**AIM OF THE TASK**
Using the entries that follow, state how many lines contain the word "JPMorgan". The response is that number and nothing more.

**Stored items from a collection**
###
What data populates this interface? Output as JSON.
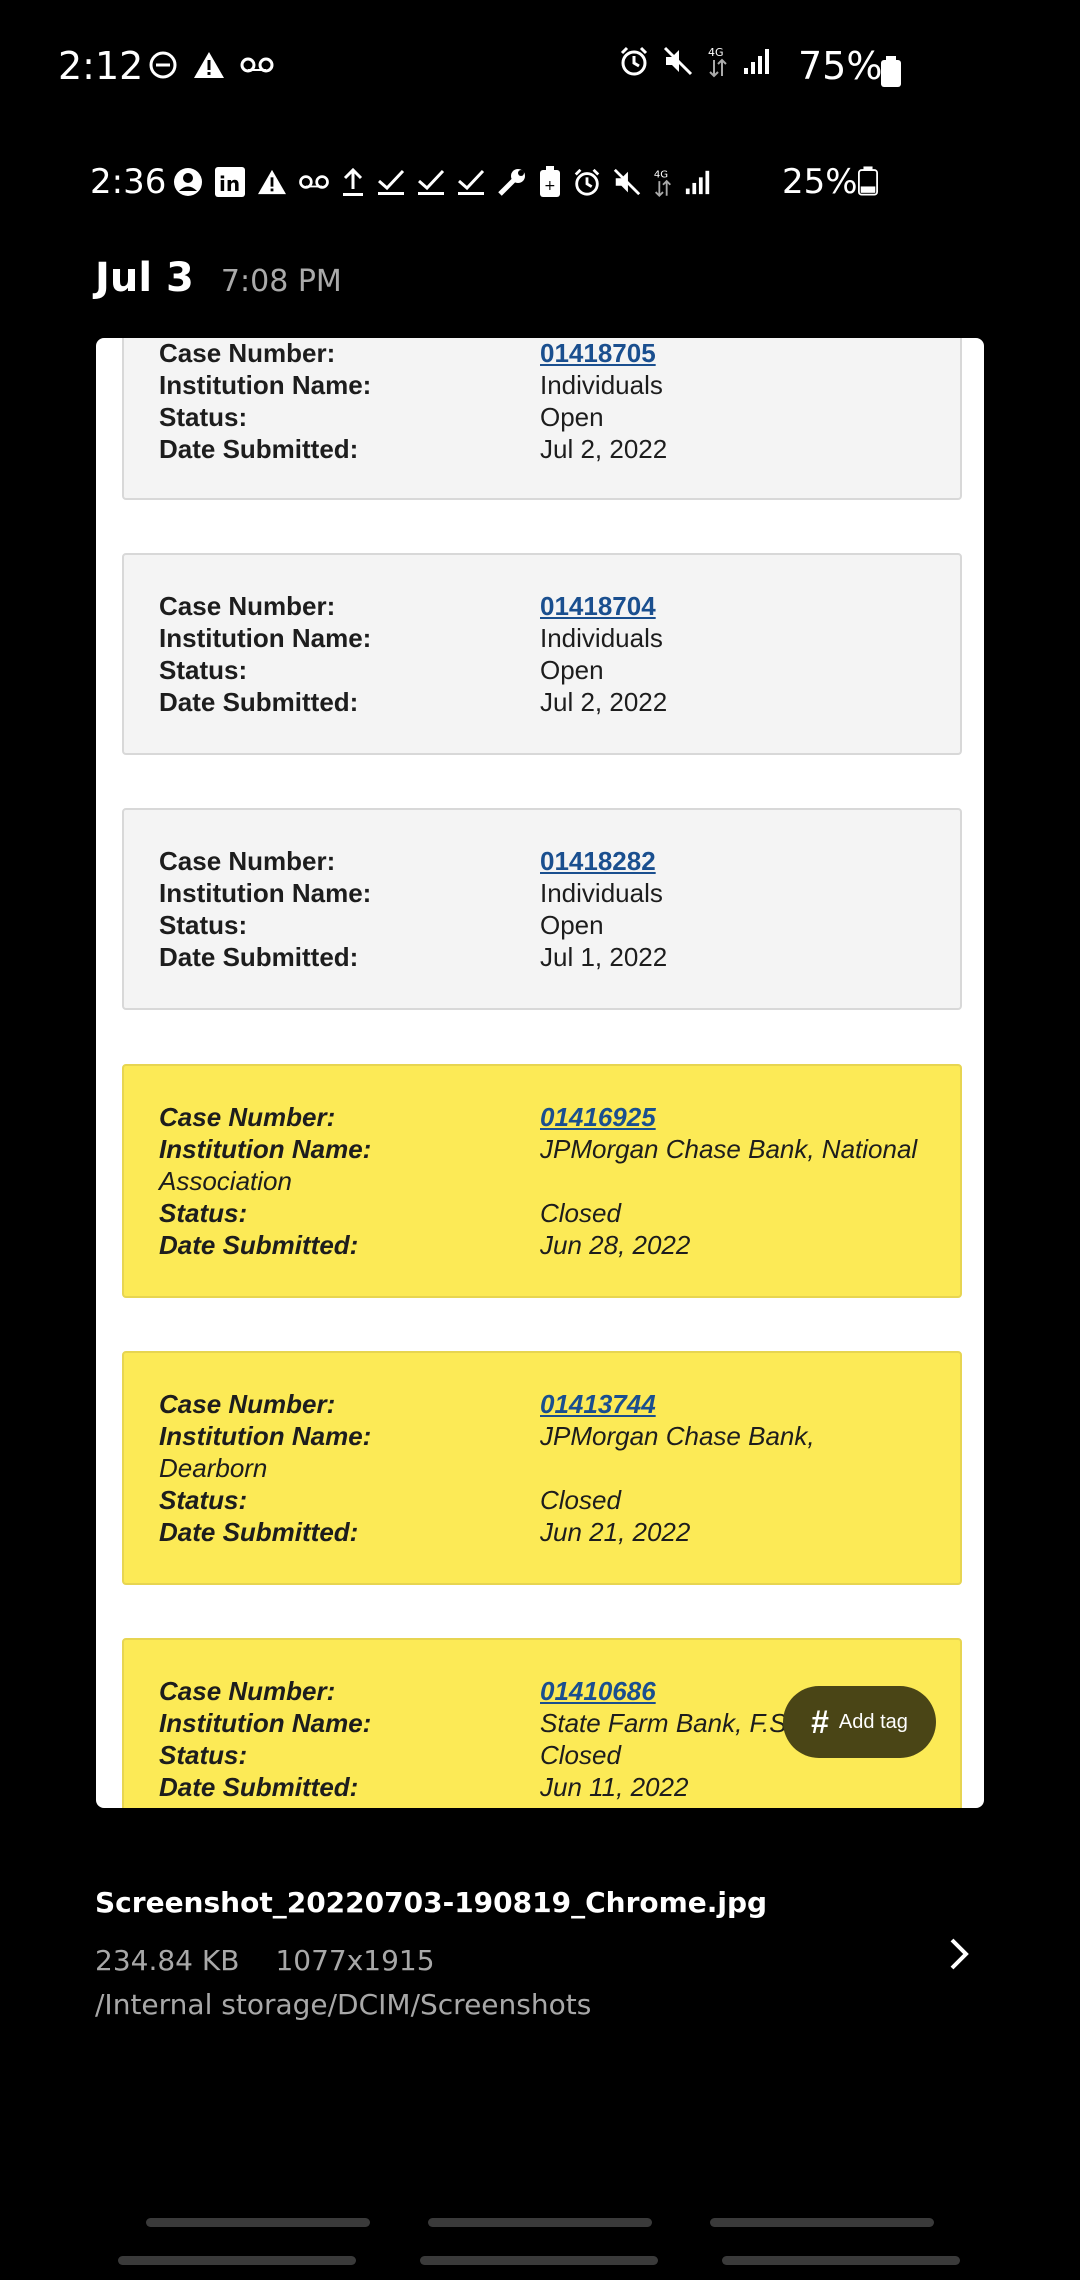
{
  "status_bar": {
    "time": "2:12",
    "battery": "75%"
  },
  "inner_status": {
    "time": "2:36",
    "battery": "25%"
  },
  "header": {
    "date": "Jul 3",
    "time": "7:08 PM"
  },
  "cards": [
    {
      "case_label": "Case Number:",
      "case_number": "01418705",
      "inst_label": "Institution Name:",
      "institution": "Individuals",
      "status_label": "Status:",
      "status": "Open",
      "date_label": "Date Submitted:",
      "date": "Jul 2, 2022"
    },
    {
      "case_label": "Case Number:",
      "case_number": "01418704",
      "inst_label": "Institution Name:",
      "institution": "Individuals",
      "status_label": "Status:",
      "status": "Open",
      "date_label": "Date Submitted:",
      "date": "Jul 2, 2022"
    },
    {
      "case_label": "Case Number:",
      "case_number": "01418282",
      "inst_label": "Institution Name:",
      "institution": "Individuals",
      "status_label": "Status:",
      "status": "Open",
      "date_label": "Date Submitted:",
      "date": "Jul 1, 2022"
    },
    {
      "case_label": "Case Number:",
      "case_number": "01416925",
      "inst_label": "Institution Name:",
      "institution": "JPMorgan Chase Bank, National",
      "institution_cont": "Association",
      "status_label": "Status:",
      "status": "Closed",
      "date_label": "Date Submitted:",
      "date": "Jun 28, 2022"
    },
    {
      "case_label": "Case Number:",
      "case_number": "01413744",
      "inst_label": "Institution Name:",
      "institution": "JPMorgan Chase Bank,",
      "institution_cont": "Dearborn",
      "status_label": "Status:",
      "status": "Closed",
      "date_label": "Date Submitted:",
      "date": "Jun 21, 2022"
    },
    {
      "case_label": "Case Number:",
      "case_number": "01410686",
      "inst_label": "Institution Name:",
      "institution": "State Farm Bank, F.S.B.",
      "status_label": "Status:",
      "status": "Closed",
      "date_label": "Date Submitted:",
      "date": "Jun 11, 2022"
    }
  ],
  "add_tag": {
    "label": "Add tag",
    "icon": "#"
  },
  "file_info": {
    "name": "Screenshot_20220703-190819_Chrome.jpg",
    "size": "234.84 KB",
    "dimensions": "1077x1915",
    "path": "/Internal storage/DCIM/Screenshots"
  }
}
###
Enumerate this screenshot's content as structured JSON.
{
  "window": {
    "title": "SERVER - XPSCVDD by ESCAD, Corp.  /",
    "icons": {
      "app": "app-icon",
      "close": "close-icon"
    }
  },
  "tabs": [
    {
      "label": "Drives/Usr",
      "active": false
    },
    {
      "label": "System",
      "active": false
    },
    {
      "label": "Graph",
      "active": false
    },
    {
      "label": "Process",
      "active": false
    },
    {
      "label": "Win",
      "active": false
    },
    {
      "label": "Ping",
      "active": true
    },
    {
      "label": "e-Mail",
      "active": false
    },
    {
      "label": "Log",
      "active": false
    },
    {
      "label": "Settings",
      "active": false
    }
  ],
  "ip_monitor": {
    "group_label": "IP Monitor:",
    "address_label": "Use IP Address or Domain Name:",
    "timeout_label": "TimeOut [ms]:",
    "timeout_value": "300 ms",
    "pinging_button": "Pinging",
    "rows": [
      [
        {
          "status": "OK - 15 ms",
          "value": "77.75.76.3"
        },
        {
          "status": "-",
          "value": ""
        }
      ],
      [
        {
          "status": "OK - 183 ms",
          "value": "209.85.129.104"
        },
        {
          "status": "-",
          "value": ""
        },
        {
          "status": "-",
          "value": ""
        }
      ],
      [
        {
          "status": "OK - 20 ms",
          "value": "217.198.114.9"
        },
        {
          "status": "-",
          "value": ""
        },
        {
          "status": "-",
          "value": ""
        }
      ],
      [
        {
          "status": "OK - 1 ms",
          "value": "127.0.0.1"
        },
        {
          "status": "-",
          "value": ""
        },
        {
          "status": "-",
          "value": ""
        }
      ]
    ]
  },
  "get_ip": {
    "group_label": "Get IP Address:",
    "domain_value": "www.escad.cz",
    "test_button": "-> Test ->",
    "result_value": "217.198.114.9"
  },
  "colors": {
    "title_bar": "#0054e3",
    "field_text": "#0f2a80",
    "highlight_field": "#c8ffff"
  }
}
###
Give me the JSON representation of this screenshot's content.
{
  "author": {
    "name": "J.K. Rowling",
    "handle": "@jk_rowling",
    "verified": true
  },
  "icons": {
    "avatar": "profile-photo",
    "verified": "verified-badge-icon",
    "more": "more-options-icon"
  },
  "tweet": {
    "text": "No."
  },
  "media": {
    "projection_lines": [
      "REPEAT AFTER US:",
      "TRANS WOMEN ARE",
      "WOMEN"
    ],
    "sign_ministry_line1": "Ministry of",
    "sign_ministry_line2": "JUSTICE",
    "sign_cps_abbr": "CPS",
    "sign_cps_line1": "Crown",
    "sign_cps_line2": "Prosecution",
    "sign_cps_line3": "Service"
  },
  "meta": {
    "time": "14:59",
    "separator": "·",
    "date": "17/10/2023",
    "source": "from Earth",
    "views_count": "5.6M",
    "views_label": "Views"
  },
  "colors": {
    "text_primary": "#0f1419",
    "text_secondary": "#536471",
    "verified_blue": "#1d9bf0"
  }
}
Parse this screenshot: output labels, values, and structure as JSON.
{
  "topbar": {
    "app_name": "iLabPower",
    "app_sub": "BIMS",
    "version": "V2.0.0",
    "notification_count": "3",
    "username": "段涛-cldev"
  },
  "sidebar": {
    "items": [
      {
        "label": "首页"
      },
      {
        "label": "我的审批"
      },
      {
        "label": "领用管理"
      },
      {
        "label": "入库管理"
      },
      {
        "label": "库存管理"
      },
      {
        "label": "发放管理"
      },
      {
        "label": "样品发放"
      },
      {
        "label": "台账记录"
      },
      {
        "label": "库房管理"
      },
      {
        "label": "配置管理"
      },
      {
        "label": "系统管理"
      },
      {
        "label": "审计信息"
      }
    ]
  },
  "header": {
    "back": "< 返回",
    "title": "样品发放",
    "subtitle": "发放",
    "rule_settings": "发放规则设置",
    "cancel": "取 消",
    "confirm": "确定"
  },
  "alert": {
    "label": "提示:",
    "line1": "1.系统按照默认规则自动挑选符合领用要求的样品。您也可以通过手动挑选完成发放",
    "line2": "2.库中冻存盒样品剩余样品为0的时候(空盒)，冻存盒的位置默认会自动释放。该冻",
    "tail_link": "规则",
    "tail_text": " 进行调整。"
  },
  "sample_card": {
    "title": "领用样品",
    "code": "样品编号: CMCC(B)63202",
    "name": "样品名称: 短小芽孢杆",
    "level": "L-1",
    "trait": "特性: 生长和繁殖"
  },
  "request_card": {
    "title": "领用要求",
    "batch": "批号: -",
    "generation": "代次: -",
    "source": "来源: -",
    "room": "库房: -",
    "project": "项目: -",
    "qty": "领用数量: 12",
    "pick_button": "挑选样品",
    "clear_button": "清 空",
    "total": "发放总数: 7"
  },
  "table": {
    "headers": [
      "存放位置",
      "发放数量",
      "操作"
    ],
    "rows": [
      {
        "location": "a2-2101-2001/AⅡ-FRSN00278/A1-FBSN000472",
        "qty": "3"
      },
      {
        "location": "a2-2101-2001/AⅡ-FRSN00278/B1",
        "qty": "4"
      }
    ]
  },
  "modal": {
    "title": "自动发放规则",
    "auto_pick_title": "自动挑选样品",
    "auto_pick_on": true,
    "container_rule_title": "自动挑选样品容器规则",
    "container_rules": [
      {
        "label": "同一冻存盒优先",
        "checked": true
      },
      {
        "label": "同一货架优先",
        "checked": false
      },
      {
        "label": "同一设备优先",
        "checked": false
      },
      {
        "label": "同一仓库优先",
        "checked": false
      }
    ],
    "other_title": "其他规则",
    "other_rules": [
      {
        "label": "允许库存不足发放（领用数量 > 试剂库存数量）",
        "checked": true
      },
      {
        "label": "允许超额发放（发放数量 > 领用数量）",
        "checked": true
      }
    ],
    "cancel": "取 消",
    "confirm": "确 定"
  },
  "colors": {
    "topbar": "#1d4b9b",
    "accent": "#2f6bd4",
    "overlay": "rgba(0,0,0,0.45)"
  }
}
###
**EXERCISE SOLUTION**
2